# Saved data entries
_ _ _ _
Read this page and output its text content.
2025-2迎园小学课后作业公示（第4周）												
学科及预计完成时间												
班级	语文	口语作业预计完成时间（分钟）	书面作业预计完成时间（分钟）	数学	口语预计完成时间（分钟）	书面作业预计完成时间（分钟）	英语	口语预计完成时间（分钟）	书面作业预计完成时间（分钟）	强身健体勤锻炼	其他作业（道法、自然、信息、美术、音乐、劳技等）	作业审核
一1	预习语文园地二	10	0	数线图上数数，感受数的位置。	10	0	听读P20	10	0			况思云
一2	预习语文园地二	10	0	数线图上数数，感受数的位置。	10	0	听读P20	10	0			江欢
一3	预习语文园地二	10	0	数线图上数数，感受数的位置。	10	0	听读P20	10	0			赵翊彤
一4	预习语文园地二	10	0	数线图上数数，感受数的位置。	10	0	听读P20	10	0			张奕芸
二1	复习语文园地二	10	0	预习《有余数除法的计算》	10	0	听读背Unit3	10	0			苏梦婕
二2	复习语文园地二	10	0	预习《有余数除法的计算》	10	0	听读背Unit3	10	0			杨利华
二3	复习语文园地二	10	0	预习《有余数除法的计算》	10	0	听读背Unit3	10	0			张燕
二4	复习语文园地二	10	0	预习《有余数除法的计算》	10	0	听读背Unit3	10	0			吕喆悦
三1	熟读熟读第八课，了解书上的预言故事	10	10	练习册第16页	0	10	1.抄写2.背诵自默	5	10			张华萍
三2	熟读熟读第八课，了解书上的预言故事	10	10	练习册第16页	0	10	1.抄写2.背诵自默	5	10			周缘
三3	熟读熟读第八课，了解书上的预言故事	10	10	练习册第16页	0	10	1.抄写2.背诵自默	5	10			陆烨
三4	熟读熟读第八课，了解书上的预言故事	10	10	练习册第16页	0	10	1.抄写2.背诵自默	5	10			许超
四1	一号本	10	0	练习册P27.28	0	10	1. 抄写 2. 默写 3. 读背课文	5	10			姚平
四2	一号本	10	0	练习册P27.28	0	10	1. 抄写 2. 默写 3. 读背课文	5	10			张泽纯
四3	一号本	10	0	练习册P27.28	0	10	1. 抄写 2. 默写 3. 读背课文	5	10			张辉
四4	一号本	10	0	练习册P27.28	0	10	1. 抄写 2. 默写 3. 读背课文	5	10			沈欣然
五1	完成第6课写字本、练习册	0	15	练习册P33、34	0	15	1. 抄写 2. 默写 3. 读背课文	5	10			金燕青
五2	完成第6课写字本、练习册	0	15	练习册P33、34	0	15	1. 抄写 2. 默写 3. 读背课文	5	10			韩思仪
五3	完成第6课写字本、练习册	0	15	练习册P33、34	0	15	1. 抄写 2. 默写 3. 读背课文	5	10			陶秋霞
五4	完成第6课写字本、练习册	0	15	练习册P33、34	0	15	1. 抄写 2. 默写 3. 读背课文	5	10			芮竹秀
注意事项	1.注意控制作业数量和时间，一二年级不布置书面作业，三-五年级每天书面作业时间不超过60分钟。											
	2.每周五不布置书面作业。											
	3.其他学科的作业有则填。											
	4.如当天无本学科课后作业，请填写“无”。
_ _ _ _
# WRITTEN PROBLEM
Transcribe the material exactly as it reads.

# EXERCISE ANSWER
Read this page and output its text content.
2025-2迎园小学课后作业公示（第4周）												
学科及预计完成时间												
班级	语文	口语作业预计完成时间（分钟）	书面作业预计完成时间（分钟）	数学	口语预计完成时间（分钟）	书面作业预计完成时间（分钟）	英语	口语预计完成时间（分钟）	书面作业预计完成时间（分钟）	强身健体勤锻炼	其他作业（道法、自然、信息、美术、音乐、劳技等）	作业审核
一1	预习语文园地二	10	0	数线图上数数，感受数的位置。	10	0	听读P20	10	0			况思云
一2	预习语文园地二	10	0	数线图上数数，感受数的位置。	10	0	听读P20	10	0			江欢
一3	预习语文园地二	10	0	数线图上数数，感受数的位置。	10	0	听读P20	10	0			赵翊彤
一4	预习语文园地二	10	0	数线图上数数，感受数的位置。	10	0	听读P20	10	0			张奕芸
二1	复习语文园地二	10	0	预习《有余数除法的计算》	10	0	听读背Unit3	10	0			苏梦婕
二2	复习语文园地二	10	0	预习《有余数除法的计算》	10	0	听读背Unit3	10	0			杨利华
二3	复习语文园地二	10	0	预习《有余数除法的计算》	10	0	听读背Unit3	10	0			张燕
二4	复习语文园地二	10	0	预习《有余数除法的计算》	10	0	听读背Unit3	10	0			吕喆悦
三1	熟读熟读第八课，了解书上的预言故事	10	10	练习册第16页	0	10	1.抄写2.背诵自默	5	10			张华萍
三2	熟读熟读第八课，了解书上的预言故事	10	10	练习册第16页	0	10	1.抄写2.背诵自默	5	10			周缘
三3	熟读熟读第八课，了解书上的预言故事	10	10	练习册第16页	0	10	1.抄写2.背诵自默	5	10			陆烨
三4	熟读熟读第八课，了解书上的预言故事	10	10	练习册第16页	0	10	1.抄写2.背诵自默	5	10			许超
四1	一号本	10	0	练习册P27.28	0	10	1. 抄写 2. 默写 3. 读背课文	5	10			姚平
四2	一号本	10	0	练习册P27.28	0	10	1. 抄写 2. 默写 3. 读背课文	5	10			张泽纯
四3	一号本	10	0	练习册P27.28	0	10	1. 抄写 2. 默写 3. 读背课文	5	10			张辉
四4	一号本	10	0	练习册P27.28	0	10	1. 抄写 2. 默写 3. 读背课文	5	10			沈欣然
五1	完成第6课写字本、练习册	0	15	练习册P33、34	0	15	1. 抄写 2. 默写 3. 读背课文	5	10			金燕青
五2	完成第6课写字本、练习册	0	15	练习册P33、34	0	15	1. 抄写 2. 默写 3. 读背课文	5	10			韩思仪
五3	完成第6课写字本、练习册	0	15	练习册P33、34	0	15	1. 抄写 2. 默写 3. 读背课文	5	10			陶秋霞
五4	完成第6课写字本、练习册	0	15	练习册P33、34	0	15	1. 抄写 2. 默写 3. 读背课文	5	10			芮竹秀
注意事项	1.注意控制作业数量和时间，一二年级不布置书面作业，三-五年级每天书面作业时间不超过60分钟。											
	2.每周五不布置书面作业。											
	3.其他学科的作业有则填。											
	4.如当天无本学科课后作业，请填写“无”。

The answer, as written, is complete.